**EXERCISE AIM**
Identify and pull out each line of the entries in which "Nutrition" occurs.
# RAW RECORDS start
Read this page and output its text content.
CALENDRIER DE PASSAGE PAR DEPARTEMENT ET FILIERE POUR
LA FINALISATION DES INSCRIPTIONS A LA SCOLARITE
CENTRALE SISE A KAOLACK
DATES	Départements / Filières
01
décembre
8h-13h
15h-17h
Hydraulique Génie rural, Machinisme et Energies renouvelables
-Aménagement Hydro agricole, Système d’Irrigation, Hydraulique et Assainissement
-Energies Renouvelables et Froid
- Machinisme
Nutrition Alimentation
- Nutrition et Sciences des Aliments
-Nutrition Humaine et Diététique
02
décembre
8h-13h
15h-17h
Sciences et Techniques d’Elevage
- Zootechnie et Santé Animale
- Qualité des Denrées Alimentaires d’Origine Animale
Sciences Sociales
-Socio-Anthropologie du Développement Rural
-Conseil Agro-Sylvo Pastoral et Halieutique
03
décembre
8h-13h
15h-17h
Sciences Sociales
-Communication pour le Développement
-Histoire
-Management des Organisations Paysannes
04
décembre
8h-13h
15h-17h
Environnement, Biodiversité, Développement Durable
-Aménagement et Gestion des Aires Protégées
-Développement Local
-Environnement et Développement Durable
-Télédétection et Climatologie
# RAW RECORDS end
**OUTPUT**
Nutrition Alimentation
- Nutrition et Sciences des Aliments
-Nutrition Humaine et Diététique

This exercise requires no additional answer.